▶

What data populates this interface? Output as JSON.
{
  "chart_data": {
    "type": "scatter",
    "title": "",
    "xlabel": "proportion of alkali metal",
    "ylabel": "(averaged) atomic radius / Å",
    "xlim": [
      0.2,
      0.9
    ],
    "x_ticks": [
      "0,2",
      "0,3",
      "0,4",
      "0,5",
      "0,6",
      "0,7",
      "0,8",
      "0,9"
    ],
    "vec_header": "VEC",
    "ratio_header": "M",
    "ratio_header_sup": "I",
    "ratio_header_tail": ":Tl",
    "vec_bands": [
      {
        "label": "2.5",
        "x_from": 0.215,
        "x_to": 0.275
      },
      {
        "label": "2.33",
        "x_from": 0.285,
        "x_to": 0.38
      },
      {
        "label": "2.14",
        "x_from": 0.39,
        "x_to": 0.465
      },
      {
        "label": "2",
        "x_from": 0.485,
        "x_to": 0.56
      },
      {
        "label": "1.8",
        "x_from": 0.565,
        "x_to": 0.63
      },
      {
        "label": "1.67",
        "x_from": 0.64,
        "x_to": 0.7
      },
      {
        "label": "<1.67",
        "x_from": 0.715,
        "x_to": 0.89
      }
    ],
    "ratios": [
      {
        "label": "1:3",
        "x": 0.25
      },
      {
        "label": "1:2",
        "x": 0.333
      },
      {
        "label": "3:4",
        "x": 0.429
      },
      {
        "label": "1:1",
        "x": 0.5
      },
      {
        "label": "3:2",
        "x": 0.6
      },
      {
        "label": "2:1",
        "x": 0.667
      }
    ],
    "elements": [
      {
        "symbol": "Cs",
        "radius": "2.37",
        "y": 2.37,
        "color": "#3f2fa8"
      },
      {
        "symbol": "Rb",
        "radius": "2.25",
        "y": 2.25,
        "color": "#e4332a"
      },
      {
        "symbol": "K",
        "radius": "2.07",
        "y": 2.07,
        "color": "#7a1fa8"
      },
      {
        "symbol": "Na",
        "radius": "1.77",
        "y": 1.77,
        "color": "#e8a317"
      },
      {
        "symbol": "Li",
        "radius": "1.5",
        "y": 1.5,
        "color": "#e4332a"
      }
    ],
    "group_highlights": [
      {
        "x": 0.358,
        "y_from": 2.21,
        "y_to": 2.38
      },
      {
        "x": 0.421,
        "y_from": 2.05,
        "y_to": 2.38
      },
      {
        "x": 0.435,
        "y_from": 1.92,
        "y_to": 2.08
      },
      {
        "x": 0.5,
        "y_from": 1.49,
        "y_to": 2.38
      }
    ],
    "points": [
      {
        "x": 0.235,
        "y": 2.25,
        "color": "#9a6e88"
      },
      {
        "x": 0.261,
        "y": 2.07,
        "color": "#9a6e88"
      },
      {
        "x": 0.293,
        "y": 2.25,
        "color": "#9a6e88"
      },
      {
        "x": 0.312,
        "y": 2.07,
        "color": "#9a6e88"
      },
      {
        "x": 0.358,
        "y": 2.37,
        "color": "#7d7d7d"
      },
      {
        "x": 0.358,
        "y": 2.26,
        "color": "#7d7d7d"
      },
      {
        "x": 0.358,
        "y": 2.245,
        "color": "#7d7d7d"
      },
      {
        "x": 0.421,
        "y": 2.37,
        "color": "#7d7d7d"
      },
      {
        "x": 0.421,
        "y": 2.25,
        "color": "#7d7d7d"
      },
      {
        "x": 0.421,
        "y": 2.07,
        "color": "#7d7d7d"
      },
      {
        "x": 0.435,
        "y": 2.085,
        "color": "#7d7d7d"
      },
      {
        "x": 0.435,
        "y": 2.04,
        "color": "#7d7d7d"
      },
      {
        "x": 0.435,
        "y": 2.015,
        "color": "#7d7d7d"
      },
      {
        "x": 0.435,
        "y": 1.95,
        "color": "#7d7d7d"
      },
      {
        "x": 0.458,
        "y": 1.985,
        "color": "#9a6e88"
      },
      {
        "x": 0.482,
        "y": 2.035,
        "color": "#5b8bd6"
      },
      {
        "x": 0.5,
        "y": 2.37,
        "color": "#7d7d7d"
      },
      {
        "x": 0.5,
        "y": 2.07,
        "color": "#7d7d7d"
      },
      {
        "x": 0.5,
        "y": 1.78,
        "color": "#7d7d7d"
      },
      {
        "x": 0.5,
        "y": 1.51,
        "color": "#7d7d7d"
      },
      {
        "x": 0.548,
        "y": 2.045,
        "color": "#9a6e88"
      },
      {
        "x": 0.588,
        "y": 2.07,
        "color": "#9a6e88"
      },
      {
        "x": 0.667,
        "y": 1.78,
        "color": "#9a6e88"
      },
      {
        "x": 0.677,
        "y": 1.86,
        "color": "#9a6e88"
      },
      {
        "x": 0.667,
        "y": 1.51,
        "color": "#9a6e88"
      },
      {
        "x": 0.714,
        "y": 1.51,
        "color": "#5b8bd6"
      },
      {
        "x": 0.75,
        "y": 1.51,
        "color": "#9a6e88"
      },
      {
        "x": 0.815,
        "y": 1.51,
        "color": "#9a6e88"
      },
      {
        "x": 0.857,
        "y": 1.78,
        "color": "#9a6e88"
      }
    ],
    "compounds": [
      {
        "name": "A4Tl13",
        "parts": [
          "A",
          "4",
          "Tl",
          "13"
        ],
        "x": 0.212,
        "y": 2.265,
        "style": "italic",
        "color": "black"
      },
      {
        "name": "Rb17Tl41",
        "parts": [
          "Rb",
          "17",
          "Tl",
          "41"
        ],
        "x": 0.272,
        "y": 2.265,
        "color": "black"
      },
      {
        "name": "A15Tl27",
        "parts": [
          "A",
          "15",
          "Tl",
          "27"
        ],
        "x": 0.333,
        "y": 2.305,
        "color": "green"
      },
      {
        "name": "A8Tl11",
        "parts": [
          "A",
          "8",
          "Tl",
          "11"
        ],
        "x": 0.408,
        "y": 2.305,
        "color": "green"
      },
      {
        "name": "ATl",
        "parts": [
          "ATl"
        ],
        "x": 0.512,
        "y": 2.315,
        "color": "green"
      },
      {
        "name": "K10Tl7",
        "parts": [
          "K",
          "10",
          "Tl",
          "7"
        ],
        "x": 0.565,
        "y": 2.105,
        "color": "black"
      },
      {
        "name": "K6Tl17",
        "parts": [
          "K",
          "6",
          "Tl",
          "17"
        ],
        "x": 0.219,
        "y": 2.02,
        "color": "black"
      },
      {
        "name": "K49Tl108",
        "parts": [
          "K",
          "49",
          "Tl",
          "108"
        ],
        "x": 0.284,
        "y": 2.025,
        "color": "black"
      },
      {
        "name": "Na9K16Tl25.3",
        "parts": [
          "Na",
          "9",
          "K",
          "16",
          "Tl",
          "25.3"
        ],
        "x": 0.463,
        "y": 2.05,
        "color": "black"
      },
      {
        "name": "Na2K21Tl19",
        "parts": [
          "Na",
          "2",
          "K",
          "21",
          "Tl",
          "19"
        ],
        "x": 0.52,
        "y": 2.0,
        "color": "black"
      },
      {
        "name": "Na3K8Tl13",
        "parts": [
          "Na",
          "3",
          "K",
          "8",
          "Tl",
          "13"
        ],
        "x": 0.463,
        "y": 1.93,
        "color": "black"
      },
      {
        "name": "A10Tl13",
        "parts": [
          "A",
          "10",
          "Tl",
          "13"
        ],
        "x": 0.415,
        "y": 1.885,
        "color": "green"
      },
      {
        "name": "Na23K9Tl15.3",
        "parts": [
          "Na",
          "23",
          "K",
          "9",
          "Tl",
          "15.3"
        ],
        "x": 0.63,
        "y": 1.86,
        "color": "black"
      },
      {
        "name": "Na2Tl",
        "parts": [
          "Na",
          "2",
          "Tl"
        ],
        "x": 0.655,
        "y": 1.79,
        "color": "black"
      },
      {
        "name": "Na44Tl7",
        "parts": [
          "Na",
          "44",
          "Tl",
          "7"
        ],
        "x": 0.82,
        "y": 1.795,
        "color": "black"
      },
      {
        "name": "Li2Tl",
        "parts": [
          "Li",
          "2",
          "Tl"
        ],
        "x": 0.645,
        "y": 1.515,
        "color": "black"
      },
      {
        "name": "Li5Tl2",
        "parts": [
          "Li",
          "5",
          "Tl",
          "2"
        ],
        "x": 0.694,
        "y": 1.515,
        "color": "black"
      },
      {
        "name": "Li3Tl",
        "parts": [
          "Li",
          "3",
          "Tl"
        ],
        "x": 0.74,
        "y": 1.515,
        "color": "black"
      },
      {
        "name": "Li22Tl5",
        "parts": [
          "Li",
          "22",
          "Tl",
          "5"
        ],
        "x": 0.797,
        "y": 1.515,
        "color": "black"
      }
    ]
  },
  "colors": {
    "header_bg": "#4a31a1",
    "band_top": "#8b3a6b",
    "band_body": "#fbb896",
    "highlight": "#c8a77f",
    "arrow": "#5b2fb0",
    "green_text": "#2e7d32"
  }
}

◀

[TASK INSTRUCTIONS]: Search the material above for "symbol". Pull out each line where it shows up.

[SOLUTION TO THIS TASK]:
        "symbol": "Cs",
        "symbol": "Rb",
        "symbol": "K",
        "symbol": "Na",
        "symbol": "Li",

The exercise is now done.